-- Task directions --
Retype the material that follows, keeping every word as it is.

-- Task inputs --

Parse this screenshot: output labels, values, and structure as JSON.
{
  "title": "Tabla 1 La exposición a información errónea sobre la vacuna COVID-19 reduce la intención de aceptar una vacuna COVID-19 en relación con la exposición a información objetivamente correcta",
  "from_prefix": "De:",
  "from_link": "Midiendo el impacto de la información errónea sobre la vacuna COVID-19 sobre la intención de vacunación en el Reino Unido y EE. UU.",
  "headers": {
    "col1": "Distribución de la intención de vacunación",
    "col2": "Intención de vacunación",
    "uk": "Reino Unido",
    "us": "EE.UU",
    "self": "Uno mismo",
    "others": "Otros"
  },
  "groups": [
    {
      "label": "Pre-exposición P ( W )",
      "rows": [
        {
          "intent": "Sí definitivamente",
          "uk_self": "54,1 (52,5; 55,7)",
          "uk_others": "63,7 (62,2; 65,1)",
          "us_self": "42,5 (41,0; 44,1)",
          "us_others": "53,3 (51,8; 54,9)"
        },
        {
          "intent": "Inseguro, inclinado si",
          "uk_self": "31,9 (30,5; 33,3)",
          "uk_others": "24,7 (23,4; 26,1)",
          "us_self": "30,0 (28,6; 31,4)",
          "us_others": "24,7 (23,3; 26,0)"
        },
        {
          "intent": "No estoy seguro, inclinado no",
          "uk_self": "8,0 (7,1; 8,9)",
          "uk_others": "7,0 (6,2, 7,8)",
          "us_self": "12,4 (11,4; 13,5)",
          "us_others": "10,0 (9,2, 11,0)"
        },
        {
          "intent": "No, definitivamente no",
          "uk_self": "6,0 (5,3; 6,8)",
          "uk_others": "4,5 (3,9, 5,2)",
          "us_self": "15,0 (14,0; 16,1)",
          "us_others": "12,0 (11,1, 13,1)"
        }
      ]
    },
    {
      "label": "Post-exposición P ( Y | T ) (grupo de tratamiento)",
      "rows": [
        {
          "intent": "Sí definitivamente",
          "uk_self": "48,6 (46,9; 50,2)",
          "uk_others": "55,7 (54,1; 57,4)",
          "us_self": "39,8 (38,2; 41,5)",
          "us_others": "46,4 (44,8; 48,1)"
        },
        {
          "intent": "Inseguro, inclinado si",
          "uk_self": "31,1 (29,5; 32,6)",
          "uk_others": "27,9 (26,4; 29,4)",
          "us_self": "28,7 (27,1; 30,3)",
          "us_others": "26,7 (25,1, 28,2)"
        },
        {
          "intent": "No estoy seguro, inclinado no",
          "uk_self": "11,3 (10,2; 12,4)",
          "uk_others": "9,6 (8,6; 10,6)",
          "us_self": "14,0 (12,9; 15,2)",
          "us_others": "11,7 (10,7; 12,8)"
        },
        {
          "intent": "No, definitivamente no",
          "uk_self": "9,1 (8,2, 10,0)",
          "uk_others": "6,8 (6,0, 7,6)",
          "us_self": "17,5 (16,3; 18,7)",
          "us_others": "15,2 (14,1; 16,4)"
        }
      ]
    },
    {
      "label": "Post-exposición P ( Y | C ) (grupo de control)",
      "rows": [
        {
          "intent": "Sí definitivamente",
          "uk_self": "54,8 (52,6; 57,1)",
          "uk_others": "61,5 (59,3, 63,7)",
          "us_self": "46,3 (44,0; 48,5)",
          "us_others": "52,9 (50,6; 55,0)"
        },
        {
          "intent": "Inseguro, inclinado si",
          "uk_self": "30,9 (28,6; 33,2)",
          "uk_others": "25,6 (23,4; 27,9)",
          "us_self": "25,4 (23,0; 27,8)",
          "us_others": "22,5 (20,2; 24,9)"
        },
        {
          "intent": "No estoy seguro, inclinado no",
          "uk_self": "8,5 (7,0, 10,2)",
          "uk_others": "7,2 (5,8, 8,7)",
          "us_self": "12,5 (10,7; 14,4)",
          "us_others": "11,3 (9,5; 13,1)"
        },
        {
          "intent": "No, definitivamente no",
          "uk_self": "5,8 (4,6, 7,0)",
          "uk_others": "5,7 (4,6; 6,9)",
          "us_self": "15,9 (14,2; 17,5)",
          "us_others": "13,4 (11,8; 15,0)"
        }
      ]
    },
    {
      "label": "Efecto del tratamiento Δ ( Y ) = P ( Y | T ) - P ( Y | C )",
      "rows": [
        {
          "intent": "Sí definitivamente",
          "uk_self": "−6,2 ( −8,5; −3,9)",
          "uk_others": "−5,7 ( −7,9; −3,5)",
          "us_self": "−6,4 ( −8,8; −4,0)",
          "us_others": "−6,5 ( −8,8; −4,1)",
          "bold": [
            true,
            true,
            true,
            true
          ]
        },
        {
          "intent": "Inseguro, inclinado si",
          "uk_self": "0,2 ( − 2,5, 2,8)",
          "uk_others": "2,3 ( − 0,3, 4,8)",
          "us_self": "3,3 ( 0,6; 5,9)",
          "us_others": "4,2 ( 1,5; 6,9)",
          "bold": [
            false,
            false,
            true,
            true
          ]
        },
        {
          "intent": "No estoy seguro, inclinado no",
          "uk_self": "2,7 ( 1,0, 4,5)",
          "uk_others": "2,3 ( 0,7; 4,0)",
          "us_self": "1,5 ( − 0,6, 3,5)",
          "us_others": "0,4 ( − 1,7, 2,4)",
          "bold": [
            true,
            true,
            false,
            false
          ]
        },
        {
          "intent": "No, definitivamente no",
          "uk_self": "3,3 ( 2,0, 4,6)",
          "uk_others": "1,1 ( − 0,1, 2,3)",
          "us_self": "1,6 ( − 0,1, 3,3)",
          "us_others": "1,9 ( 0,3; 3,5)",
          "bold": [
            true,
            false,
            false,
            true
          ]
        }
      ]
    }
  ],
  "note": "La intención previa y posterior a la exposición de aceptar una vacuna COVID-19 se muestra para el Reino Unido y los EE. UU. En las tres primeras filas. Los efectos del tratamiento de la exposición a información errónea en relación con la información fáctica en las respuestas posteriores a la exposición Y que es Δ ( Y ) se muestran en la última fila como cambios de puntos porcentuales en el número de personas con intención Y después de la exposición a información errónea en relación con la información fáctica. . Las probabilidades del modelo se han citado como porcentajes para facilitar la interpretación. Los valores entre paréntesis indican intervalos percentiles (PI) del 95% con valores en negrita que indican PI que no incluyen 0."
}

-- Problem solution --
Parse this screenshot: output labels, values, and structure as JSON.
{
  "title": "Tabla 1 La exposición a información errónea sobre la vacuna COVID-19 reduce la intención de aceptar una vacuna COVID-19 en relación con la exposición a información objetivamente correcta",
  "from_prefix": "De:",
  "from_link": "Midiendo el impacto de la información errónea sobre la vacuna COVID-19 sobre la intención de vacunación en el Reino Unido y EE. UU.",
  "headers": {
    "col1": "Distribución de la intención de vacunación",
    "col2": "Intención de vacunación",
    "uk": "Reino Unido",
    "us": "EE.UU",
    "self": "Uno mismo",
    "others": "Otros"
  },
  "groups": [
    {
      "label": "Pre-exposición P ( W )",
      "rows": [
        {
          "intent": "Sí definitivamente",
          "uk_self": "54,1 (52,5; 55,7)",
          "uk_others": "63,7 (62,2; 65,1)",
          "us_self": "42,5 (41,0; 44,1)",
          "us_others": "53,3 (51,8; 54,9)"
        },
        {
          "intent": "Inseguro, inclinado si",
          "uk_self": "31,9 (30,5; 33,3)",
          "uk_others": "24,7 (23,4; 26,1)",
          "us_self": "30,0 (28,6; 31,4)",
          "us_others": "24,7 (23,3; 26,0)"
        },
        {
          "intent": "No estoy seguro, inclinado no",
          "uk_self": "8,0 (7,1; 8,9)",
          "uk_others": "7,0 (6,2, 7,8)",
          "us_self": "12,4 (11,4; 13,5)",
          "us_others": "10,0 (9,2, 11,0)"
        },
        {
          "intent": "No, definitivamente no",
          "uk_self": "6,0 (5,3; 6,8)",
          "uk_others": "4,5 (3,9, 5,2)",
          "us_self": "15,0 (14,0; 16,1)",
          "us_others": "12,0 (11,1, 13,1)"
        }
      ]
    },
    {
      "label": "Post-exposición P ( Y | T ) (grupo de tratamiento)",
      "rows": [
        {
          "intent": "Sí definitivamente",
          "uk_self": "48,6 (46,9; 50,2)",
          "uk_others": "55,7 (54,1; 57,4)",
          "us_self": "39,8 (38,2; 41,5)",
          "us_others": "46,4 (44,8; 48,1)"
        },
        {
          "intent": "Inseguro, inclinado si",
          "uk_self": "31,1 (29,5; 32,6)",
          "uk_others": "27,9 (26,4; 29,4)",
          "us_self": "28,7 (27,1; 30,3)",
          "us_others": "26,7 (25,1, 28,2)"
        },
        {
          "intent": "No estoy seguro, inclinado no",
          "uk_self": "11,3 (10,2; 12,4)",
          "uk_others": "9,6 (8,6; 10,6)",
          "us_self": "14,0 (12,9; 15,2)",
          "us_others": "11,7 (10,7; 12,8)"
        },
        {
          "intent": "No, definitivamente no",
          "uk_self": "9,1 (8,2, 10,0)",
          "uk_others": "6,8 (6,0, 7,6)",
          "us_self": "17,5 (16,3; 18,7)",
          "us_others": "15,2 (14,1; 16,4)"
        }
      ]
    },
    {
      "label": "Post-exposición P ( Y | C ) (grupo de control)",
      "rows": [
        {
          "intent": "Sí definitivamente",
          "uk_self": "54,8 (52,6; 57,1)",
          "uk_others": "61,5 (59,3, 63,7)",
          "us_self": "46,3 (44,0; 48,5)",
          "us_others": "52,9 (50,6; 55,0)"
        },
        {
          "intent": "Inseguro, inclinado si",
          "uk_self": "30,9 (28,6; 33,2)",
          "uk_others": "25,6 (23,4; 27,9)",
          "us_self": "25,4 (23,0; 27,8)",
          "us_others": "22,5 (20,2; 24,9)"
        },
        {
          "intent": "No estoy seguro, inclinado no",
          "uk_self": "8,5 (7,0, 10,2)",
          "uk_others": "7,2 (5,8, 8,7)",
          "us_self": "12,5 (10,7; 14,4)",
          "us_others": "11,3 (9,5; 13,1)"
        },
        {
          "intent": "No, definitivamente no",
          "uk_self": "5,8 (4,6, 7,0)",
          "uk_others": "5,7 (4,6; 6,9)",
          "us_self": "15,9 (14,2; 17,5)",
          "us_others": "13,4 (11,8; 15,0)"
        }
      ]
    },
    {
      "label": "Efecto del tratamiento Δ ( Y ) = P ( Y | T ) - P ( Y | C )",
      "rows": [
        {
          "intent": "Sí definitivamente",
          "uk_self": "−6,2 ( −8,5; −3,9)",
          "uk_others": "−5,7 ( −7,9; −3,5)",
          "us_self": "−6,4 ( −8,8; −4,0)",
          "us_others": "−6,5 ( −8,8; −4,1)",
          "bold": [
            true,
            true,
            true,
            true
          ]
        },
        {
          "intent": "Inseguro, inclinado si",
          "uk_self": "0,2 ( − 2,5, 2,8)",
          "uk_others": "2,3 ( − 0,3, 4,8)",
          "us_self": "3,3 ( 0,6; 5,9)",
          "us_others": "4,2 ( 1,5; 6,9)",
          "bold": [
            false,
            false,
            true,
            true
          ]
        },
        {
          "intent": "No estoy seguro, inclinado no",
          "uk_self": "2,7 ( 1,0, 4,5)",
          "uk_others": "2,3 ( 0,7; 4,0)",
          "us_self": "1,5 ( − 0,6, 3,5)",
          "us_others": "0,4 ( − 1,7, 2,4)",
          "bold": [
            true,
            true,
            false,
            false
          ]
        },
        {
          "intent": "No, definitivamente no",
          "uk_self": "3,3 ( 2,0, 4,6)",
          "uk_others": "1,1 ( − 0,1, 2,3)",
          "us_self": "1,6 ( − 0,1, 3,3)",
          "us_others": "1,9 ( 0,3; 3,5)",
          "bold": [
            true,
            false,
            false,
            true
          ]
        }
      ]
    }
  ],
  "note": "La intención previa y posterior a la exposición de aceptar una vacuna COVID-19 se muestra para el Reino Unido y los EE. UU. En las tres primeras filas. Los efectos del tratamiento de la exposición a información errónea en relación con la información fáctica en las respuestas posteriores a la exposición Y que es Δ ( Y ) se muestran en la última fila como cambios de puntos porcentuales en el número de personas con intención Y después de la exposición a información errónea en relación con la información fáctica. . Las probabilidades del modelo se han citado como porcentajes para facilitar la interpretación. Los valores entre paréntesis indican intervalos percentiles (PI) del 95% con valores en negrita que indican PI que no incluyen 0."
}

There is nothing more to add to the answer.